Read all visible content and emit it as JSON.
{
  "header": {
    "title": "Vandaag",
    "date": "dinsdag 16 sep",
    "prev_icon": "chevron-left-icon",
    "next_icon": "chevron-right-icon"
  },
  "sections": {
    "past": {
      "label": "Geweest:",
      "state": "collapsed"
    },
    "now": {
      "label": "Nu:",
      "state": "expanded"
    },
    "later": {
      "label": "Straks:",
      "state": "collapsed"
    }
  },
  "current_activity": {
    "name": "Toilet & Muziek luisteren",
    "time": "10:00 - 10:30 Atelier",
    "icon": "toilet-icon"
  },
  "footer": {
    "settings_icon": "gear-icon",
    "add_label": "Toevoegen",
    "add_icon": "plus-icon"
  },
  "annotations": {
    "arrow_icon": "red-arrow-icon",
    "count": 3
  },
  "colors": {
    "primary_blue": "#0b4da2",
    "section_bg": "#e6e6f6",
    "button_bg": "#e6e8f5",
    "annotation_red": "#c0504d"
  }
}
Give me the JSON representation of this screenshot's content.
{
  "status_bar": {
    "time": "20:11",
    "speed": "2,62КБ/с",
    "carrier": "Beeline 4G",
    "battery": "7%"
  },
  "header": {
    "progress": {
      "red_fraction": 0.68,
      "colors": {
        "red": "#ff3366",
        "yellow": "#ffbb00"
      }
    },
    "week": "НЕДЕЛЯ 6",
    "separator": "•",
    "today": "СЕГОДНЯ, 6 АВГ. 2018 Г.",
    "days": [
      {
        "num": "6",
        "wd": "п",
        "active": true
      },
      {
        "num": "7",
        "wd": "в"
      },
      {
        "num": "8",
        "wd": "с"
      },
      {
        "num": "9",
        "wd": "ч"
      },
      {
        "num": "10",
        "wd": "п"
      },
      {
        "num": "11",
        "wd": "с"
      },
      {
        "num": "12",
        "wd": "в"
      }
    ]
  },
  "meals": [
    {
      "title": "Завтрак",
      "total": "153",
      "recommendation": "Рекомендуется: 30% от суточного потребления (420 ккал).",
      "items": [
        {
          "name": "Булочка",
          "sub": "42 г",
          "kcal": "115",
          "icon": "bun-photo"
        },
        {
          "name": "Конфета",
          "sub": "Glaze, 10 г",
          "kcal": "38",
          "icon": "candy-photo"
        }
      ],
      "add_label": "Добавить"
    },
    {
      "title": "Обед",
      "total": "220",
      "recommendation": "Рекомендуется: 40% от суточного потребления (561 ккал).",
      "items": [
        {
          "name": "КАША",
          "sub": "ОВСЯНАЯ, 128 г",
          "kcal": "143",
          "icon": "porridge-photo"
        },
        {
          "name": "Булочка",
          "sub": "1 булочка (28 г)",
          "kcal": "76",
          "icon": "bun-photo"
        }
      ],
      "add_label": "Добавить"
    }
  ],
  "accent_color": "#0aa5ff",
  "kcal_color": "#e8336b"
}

┄┄┄┄┄┄

◆ Task ◆
The required answer is a single number: the count of lines in the entries that hold the string "потребления".

◆ Final result ◆
2